▶ Given problem
The listing below is the input. Say how many of its lines contain "marker", giving the number alone.

************

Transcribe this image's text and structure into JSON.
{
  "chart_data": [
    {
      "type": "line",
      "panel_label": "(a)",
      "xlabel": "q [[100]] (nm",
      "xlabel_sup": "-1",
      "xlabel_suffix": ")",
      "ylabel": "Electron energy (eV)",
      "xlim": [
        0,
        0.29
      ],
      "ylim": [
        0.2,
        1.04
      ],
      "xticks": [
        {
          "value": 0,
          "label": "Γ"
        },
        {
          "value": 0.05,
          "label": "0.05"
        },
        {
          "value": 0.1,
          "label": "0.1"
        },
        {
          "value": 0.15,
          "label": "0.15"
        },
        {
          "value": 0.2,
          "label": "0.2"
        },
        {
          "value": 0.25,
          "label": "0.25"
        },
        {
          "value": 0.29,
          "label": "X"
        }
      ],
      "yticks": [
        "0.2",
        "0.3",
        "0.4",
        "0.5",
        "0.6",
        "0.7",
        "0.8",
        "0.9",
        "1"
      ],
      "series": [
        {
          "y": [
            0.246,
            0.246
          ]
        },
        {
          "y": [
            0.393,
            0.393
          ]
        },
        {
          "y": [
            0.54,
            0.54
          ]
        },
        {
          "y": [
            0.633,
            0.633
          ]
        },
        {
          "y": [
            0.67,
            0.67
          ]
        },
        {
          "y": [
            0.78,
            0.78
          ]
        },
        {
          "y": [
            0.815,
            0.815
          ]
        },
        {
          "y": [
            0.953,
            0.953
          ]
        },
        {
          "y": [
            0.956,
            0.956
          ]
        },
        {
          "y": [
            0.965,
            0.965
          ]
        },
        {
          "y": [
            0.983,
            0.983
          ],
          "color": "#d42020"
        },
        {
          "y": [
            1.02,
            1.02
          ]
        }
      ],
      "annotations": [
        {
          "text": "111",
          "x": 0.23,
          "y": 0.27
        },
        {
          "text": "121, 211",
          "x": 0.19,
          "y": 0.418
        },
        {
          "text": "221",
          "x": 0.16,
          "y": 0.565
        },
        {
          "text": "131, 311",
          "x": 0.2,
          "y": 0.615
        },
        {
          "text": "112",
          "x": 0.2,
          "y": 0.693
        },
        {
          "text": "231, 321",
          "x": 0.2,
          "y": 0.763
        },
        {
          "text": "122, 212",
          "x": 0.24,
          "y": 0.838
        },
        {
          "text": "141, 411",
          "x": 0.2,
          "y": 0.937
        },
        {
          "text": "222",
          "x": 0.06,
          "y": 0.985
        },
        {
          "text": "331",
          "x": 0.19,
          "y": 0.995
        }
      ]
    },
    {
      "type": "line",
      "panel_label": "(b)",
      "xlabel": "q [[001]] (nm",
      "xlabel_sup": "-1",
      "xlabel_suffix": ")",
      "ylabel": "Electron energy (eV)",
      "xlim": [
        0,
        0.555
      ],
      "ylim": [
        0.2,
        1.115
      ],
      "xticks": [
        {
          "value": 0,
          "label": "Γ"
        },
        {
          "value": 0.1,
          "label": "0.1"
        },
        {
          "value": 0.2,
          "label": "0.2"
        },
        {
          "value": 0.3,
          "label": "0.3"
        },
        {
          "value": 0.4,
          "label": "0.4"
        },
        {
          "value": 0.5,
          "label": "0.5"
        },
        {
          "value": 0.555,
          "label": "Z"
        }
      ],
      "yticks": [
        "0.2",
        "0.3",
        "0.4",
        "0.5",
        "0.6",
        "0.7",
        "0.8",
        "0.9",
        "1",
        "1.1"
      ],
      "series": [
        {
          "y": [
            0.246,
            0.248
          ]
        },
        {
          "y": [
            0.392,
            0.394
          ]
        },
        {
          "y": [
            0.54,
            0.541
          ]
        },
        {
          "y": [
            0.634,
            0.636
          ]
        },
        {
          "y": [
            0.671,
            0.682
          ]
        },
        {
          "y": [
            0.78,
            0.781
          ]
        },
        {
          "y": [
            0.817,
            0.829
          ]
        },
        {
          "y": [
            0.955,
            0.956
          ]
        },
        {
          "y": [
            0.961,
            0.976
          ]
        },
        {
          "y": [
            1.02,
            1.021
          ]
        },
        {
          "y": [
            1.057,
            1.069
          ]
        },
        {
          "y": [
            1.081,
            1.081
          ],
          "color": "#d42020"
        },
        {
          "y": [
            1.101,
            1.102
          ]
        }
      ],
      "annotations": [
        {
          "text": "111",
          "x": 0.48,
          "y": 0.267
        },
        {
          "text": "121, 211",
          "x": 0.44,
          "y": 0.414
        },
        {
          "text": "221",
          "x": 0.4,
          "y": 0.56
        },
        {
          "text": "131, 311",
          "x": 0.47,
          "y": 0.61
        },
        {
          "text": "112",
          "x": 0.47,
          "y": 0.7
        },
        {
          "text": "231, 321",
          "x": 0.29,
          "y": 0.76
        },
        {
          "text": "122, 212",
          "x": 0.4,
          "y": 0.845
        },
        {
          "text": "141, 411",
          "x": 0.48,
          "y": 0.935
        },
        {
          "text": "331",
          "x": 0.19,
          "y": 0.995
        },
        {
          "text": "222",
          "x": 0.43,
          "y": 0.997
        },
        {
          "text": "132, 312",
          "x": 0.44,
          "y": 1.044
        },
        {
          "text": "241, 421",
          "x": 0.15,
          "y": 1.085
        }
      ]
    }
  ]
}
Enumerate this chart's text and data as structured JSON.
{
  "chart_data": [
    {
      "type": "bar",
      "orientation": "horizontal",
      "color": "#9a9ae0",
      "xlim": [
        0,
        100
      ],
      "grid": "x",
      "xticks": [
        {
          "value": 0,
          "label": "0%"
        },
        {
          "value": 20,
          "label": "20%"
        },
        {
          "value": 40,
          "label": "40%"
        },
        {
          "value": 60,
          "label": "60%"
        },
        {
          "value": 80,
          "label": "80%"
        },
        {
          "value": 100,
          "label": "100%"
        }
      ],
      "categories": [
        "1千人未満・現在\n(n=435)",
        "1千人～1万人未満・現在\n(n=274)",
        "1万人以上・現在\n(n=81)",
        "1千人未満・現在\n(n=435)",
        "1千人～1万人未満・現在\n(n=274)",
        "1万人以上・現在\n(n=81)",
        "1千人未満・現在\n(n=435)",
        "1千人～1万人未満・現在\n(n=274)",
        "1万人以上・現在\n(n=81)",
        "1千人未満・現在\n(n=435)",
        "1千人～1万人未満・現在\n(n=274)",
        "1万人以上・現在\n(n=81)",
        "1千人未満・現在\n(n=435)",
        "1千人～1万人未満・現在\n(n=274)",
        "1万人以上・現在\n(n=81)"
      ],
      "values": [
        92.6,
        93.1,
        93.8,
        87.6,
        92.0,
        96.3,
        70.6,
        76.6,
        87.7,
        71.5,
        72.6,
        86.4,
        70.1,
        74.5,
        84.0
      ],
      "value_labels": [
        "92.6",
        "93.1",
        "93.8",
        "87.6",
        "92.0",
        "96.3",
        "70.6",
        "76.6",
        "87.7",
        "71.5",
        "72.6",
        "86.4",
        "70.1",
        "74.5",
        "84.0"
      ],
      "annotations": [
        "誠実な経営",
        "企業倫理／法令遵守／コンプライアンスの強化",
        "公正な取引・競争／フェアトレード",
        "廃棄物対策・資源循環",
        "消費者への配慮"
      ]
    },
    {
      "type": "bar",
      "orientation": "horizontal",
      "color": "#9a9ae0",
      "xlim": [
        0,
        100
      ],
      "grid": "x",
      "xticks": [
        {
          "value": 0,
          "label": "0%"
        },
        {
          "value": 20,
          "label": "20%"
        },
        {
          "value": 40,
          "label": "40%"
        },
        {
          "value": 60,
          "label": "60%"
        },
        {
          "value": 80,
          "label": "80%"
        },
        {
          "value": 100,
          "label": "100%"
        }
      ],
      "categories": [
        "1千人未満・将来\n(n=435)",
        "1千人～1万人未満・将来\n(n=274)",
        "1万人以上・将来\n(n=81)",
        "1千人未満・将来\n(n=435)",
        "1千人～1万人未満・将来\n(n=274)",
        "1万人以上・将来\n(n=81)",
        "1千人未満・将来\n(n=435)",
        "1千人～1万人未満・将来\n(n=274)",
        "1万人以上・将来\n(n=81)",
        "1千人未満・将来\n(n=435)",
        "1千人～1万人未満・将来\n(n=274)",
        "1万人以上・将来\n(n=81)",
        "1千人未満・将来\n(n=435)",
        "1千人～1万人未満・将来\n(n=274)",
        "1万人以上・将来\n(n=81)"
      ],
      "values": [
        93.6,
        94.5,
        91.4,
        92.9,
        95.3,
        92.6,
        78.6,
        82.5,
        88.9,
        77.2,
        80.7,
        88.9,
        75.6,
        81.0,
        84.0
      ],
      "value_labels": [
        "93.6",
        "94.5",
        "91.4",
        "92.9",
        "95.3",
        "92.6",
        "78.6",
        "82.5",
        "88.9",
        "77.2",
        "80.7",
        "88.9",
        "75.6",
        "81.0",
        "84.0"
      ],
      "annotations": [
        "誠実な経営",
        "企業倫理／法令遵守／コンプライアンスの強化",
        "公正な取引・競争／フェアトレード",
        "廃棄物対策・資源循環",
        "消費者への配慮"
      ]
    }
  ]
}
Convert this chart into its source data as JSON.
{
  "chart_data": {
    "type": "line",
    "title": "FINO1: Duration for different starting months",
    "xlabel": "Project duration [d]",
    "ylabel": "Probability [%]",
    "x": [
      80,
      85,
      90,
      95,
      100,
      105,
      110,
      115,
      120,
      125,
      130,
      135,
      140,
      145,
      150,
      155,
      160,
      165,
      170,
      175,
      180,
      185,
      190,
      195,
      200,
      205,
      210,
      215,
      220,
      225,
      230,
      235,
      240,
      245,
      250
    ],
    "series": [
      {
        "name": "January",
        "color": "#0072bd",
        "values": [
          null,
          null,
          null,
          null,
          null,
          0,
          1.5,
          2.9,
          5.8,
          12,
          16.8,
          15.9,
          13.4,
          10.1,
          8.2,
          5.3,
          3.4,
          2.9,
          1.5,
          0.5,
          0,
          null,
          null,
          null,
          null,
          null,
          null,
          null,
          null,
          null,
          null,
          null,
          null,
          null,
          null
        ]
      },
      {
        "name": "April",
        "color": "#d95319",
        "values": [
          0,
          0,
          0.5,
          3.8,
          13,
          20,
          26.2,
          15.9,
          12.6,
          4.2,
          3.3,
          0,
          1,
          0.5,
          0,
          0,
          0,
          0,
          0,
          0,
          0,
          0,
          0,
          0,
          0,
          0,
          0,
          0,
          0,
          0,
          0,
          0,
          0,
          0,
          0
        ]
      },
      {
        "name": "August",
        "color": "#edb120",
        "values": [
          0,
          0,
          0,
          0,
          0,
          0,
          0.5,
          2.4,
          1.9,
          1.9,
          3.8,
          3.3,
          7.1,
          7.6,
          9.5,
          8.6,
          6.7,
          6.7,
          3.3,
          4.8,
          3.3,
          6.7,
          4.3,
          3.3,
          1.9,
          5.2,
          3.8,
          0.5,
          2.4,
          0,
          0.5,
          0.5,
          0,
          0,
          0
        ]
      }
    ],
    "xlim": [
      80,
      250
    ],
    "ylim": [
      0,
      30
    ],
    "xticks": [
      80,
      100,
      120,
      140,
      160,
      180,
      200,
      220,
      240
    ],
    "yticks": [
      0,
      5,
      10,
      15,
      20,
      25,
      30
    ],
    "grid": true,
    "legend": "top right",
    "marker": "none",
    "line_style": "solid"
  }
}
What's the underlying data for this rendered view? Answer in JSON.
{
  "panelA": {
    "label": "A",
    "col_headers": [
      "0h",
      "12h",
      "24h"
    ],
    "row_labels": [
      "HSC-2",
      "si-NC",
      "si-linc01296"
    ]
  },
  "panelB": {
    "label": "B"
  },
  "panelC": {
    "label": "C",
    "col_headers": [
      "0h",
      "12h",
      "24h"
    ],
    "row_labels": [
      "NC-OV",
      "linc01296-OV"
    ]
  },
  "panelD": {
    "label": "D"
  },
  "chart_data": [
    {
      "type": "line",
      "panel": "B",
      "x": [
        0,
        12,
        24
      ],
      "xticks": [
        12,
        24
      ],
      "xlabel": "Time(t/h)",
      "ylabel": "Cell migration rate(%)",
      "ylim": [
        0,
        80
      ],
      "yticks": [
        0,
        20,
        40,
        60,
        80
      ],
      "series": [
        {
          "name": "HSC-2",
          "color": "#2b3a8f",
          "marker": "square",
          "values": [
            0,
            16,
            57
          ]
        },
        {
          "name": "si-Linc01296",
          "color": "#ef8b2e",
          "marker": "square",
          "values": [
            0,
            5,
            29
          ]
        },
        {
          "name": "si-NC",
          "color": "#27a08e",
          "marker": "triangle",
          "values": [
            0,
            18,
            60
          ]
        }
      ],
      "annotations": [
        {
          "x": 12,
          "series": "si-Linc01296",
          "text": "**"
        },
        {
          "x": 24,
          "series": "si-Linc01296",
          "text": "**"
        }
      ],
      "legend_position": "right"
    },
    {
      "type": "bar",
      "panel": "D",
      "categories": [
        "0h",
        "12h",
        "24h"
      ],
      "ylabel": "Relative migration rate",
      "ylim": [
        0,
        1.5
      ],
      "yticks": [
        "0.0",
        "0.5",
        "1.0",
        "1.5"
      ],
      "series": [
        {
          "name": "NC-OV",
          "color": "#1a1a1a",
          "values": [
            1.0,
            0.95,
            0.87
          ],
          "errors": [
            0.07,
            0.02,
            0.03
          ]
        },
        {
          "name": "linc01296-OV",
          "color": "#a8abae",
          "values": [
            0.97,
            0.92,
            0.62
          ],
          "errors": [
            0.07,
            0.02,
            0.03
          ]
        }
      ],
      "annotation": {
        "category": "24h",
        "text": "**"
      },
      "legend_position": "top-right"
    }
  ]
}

************

▶ Task solution
4